Set exercise: Set down, in full, every record in the block.

# start of Material supplied

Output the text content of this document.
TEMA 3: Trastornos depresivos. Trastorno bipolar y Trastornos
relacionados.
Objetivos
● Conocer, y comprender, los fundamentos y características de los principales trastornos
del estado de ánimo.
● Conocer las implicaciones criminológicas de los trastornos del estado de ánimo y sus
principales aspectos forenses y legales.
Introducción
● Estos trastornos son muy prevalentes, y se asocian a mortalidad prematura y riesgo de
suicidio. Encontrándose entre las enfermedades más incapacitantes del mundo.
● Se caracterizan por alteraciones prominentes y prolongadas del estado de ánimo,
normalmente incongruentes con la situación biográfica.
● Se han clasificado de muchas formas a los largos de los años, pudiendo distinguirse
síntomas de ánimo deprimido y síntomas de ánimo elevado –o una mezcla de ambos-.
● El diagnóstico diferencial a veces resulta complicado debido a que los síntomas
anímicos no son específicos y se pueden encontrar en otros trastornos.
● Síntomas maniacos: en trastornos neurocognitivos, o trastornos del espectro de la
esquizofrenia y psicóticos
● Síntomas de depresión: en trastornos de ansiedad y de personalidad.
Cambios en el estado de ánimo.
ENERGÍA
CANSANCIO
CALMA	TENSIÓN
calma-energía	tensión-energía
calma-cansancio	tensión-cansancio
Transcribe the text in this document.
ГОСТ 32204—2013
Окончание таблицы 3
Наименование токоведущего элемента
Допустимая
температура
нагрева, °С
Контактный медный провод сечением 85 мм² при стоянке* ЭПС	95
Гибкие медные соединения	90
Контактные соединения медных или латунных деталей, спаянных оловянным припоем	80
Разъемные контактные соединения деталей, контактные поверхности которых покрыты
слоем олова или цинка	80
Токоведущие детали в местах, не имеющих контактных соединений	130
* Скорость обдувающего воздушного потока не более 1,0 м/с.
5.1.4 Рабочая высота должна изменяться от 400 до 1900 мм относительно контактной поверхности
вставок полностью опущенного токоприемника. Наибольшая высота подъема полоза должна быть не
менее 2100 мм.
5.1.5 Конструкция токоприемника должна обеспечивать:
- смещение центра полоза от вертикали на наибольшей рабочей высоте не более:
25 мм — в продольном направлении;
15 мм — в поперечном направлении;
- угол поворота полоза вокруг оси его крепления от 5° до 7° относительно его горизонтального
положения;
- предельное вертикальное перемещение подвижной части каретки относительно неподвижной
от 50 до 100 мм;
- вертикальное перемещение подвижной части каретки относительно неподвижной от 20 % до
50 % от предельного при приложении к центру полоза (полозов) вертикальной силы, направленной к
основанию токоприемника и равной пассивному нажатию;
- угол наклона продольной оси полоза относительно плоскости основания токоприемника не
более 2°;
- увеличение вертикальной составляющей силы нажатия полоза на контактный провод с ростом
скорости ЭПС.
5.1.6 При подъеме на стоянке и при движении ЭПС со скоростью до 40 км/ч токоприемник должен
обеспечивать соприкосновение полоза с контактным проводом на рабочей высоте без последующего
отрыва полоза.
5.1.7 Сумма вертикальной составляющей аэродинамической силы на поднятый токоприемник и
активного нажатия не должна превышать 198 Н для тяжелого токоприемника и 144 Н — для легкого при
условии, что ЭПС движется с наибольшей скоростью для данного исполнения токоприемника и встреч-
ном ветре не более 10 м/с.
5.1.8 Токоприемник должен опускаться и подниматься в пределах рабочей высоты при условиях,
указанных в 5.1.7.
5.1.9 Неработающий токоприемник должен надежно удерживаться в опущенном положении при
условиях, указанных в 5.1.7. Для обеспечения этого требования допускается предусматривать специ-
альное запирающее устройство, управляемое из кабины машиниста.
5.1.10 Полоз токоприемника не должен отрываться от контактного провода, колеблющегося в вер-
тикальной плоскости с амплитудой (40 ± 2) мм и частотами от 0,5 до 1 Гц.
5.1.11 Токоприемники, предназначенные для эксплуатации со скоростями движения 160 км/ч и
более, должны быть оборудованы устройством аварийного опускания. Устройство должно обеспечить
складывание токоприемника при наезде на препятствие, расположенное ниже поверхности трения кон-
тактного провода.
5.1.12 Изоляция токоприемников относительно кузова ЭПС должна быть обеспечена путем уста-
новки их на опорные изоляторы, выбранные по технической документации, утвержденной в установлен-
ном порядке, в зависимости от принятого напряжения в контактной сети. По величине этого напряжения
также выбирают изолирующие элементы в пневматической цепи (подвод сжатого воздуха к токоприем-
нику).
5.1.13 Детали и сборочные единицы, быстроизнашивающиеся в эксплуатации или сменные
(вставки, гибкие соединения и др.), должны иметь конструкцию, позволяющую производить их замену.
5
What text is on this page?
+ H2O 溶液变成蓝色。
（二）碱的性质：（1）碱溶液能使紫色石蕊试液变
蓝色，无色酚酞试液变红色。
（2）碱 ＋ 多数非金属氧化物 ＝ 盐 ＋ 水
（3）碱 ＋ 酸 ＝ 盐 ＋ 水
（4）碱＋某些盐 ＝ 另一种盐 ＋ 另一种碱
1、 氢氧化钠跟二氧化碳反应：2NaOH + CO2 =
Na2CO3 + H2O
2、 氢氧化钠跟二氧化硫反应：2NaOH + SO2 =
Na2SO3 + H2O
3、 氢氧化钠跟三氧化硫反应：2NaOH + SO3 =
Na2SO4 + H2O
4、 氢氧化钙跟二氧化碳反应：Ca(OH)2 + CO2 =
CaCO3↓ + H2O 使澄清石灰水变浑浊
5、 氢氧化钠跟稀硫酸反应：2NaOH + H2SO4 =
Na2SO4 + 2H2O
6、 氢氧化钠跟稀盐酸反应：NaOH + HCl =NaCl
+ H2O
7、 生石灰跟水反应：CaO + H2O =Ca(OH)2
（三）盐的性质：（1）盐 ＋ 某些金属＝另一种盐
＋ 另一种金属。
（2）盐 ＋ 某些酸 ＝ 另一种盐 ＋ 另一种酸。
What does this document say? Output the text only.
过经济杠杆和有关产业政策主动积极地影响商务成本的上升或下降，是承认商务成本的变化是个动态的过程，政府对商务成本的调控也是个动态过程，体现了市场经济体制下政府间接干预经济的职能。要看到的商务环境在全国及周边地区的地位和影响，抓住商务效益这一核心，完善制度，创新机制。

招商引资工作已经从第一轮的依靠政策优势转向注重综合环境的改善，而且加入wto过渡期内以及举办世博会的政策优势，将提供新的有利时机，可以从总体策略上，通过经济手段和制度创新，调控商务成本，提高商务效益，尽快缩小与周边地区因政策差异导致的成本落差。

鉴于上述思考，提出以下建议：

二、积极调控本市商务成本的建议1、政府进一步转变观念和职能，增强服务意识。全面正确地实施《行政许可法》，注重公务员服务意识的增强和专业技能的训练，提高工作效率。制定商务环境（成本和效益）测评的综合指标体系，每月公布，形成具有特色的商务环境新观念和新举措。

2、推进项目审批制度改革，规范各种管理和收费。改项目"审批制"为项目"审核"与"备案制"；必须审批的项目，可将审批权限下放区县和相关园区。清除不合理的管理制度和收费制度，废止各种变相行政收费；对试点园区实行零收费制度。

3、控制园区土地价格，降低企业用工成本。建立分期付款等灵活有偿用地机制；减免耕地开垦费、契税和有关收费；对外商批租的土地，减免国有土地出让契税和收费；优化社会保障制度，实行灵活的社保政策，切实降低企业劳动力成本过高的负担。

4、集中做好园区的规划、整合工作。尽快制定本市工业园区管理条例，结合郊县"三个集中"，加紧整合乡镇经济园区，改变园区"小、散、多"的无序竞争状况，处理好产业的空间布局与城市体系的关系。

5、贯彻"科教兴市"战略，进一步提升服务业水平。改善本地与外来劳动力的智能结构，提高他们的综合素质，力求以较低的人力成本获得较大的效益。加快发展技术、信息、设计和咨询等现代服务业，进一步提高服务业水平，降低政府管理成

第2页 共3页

# end of Material supplied

Answer to this exercise:
Output the text content of this document.
TEMA 3: Trastornos depresivos. Trastorno bipolar y Trastornos
relacionados.
Objetivos
● Conocer, y comprender, los fundamentos y características de los principales trastornos
del estado de ánimo.
● Conocer las implicaciones criminológicas de los trastornos del estado de ánimo y sus
principales aspectos forenses y legales.
Introducción
● Estos trastornos son muy prevalentes, y se asocian a mortalidad prematura y riesgo de
suicidio. Encontrándose entre las enfermedades más incapacitantes del mundo.
● Se caracterizan por alteraciones prominentes y prolongadas del estado de ánimo,
normalmente incongruentes con la situación biográfica.
● Se han clasificado de muchas formas a los largos de los años, pudiendo distinguirse
síntomas de ánimo deprimido y síntomas de ánimo elevado –o una mezcla de ambos-.
● El diagnóstico diferencial a veces resulta complicado debido a que los síntomas
anímicos no son específicos y se pueden encontrar en otros trastornos.
● Síntomas maniacos: en trastornos neurocognitivos, o trastornos del espectro de la
esquizofrenia y psicóticos
● Síntomas de depresión: en trastornos de ansiedad y de personalidad.
Cambios en el estado de ánimo.
ENERGÍA
CANSANCIO
CALMA	TENSIÓN
calma-energía	tensión-energía
calma-cansancio	tensión-cansancio
Transcribe the text in this document.
ГОСТ 32204—2013
Окончание таблицы 3
Наименование токоведущего элемента
Допустимая
температура
нагрева, °С
Контактный медный провод сечением 85 мм² при стоянке* ЭПС	95
Гибкие медные соединения	90
Контактные соединения медных или латунных деталей, спаянных оловянным припоем	80
Разъемные контактные соединения деталей, контактные поверхности которых покрыты
слоем олова или цинка	80
Токоведущие детали в местах, не имеющих контактных соединений	130
* Скорость обдувающего воздушного потока не более 1,0 м/с.
5.1.4 Рабочая высота должна изменяться от 400 до 1900 мм относительно контактной поверхности
вставок полностью опущенного токоприемника. Наибольшая высота подъема полоза должна быть не
менее 2100 мм.
5.1.5 Конструкция токоприемника должна обеспечивать:
- смещение центра полоза от вертикали на наибольшей рабочей высоте не более:
25 мм — в продольном направлении;
15 мм — в поперечном направлении;
- угол поворота полоза вокруг оси его крепления от 5° до 7° относительно его горизонтального
положения;
- предельное вертикальное перемещение подвижной части каретки относительно неподвижной
от 50 до 100 мм;
- вертикальное перемещение подвижной части каретки относительно неподвижной от 20 % до
50 % от предельного при приложении к центру полоза (полозов) вертикальной силы, направленной к
основанию токоприемника и равной пассивному нажатию;
- угол наклона продольной оси полоза относительно плоскости основания токоприемника не
более 2°;
- увеличение вертикальной составляющей силы нажатия полоза на контактный провод с ростом
скорости ЭПС.
5.1.6 При подъеме на стоянке и при движении ЭПС со скоростью до 40 км/ч токоприемник должен
обеспечивать соприкосновение полоза с контактным проводом на рабочей высоте без последующего
отрыва полоза.
5.1.7 Сумма вертикальной составляющей аэродинамической силы на поднятый токоприемник и
активного нажатия не должна превышать 198 Н для тяжелого токоприемника и 144 Н — для легкого при
условии, что ЭПС движется с наибольшей скоростью для данного исполнения токоприемника и встреч-
ном ветре не более 10 м/с.
5.1.8 Токоприемник должен опускаться и подниматься в пределах рабочей высоты при условиях,
указанных в 5.1.7.
5.1.9 Неработающий токоприемник должен надежно удерживаться в опущенном положении при
условиях, указанных в 5.1.7. Для обеспечения этого требования допускается предусматривать специ-
альное запирающее устройство, управляемое из кабины машиниста.
5.1.10 Полоз токоприемника не должен отрываться от контактного провода, колеблющегося в вер-
тикальной плоскости с амплитудой (40 ± 2) мм и частотами от 0,5 до 1 Гц.
5.1.11 Токоприемники, предназначенные для эксплуатации со скоростями движения 160 км/ч и
более, должны быть оборудованы устройством аварийного опускания. Устройство должно обеспечить
складывание токоприемника при наезде на препятствие, расположенное ниже поверхности трения кон-
тактного провода.
5.1.12 Изоляция токоприемников относительно кузова ЭПС должна быть обеспечена путем уста-
новки их на опорные изоляторы, выбранные по технической документации, утвержденной в установлен-
ном порядке, в зависимости от принятого напряжения в контактной сети. По величине этого напряжения
также выбирают изолирующие элементы в пневматической цепи (подвод сжатого воздуха к токоприем-
нику).
5.1.13 Детали и сборочные единицы, быстроизнашивающиеся в эксплуатации или сменные
(вставки, гибкие соединения и др.), должны иметь конструкцию, позволяющую производить их замену.
5
What text is on this page?
+ H2O 溶液变成蓝色。
（二）碱的性质：（1）碱溶液能使紫色石蕊试液变
蓝色，无色酚酞试液变红色。
（2）碱 ＋ 多数非金属氧化物 ＝ 盐 ＋ 水
（3）碱 ＋ 酸 ＝ 盐 ＋ 水
（4）碱＋某些盐 ＝ 另一种盐 ＋ 另一种碱
1、 氢氧化钠跟二氧化碳反应：2NaOH + CO2 =
Na2CO3 + H2O
2、 氢氧化钠跟二氧化硫反应：2NaOH + SO2 =
Na2SO3 + H2O
3、 氢氧化钠跟三氧化硫反应：2NaOH + SO3 =
Na2SO4 + H2O
4、 氢氧化钙跟二氧化碳反应：Ca(OH)2 + CO2 =
CaCO3↓ + H2O 使澄清石灰水变浑浊
5、 氢氧化钠跟稀硫酸反应：2NaOH + H2SO4 =
Na2SO4 + 2H2O
6、 氢氧化钠跟稀盐酸反应：NaOH + HCl =NaCl
+ H2O
7、 生石灰跟水反应：CaO + H2O =Ca(OH)2
（三）盐的性质：（1）盐 ＋ 某些金属＝另一种盐
＋ 另一种金属。
（2）盐 ＋ 某些酸 ＝ 另一种盐 ＋ 另一种酸。
What does this document say? Output the text only.
过经济杠杆和有关产业政策主动积极地影响商务成本的上升或下降，是承认商务成本的变化是个动态的过程，政府对商务成本的调控也是个动态过程，体现了市场经济体制下政府间接干预经济的职能。要看到的商务环境在全国及周边地区的地位和影响，抓住商务效益这一核心，完善制度，创新机制。

招商引资工作已经从第一轮的依靠政策优势转向注重综合环境的改善，而且加入wto过渡期内以及举办世博会的政策优势，将提供新的有利时机，可以从总体策略上，通过经济手段和制度创新，调控商务成本，提高商务效益，尽快缩小与周边地区因政策差异导致的成本落差。

鉴于上述思考，提出以下建议：

二、积极调控本市商务成本的建议1、政府进一步转变观念和职能，增强服务意识。全面正确地实施《行政许可法》，注重公务员服务意识的增强和专业技能的训练，提高工作效率。制定商务环境（成本和效益）测评的综合指标体系，每月公布，形成具有特色的商务环境新观念和新举措。

2、推进项目审批制度改革，规范各种管理和收费。改项目"审批制"为项目"审核"与"备案制"；必须审批的项目，可将审批权限下放区县和相关园区。清除不合理的管理制度和收费制度，废止各种变相行政收费；对试点园区实行零收费制度。

3、控制园区土地价格，降低企业用工成本。建立分期付款等灵活有偿用地机制；减免耕地开垦费、契税和有关收费；对外商批租的土地，减免国有土地出让契税和收费；优化社会保障制度，实行灵活的社保政策，切实降低企业劳动力成本过高的负担。

4、集中做好园区的规划、整合工作。尽快制定本市工业园区管理条例，结合郊县"三个集中"，加紧整合乡镇经济园区，改变园区"小、散、多"的无序竞争状况，处理好产业的空间布局与城市体系的关系。

5、贯彻"科教兴市"战略，进一步提升服务业水平。改善本地与外来劳动力的智能结构，提高他们的综合素质，力求以较低的人力成本获得较大的效益。加快发展技术、信息、设计和咨询等现代服务业，进一步提高服务业水平，降低政府管理成

第2页 共3页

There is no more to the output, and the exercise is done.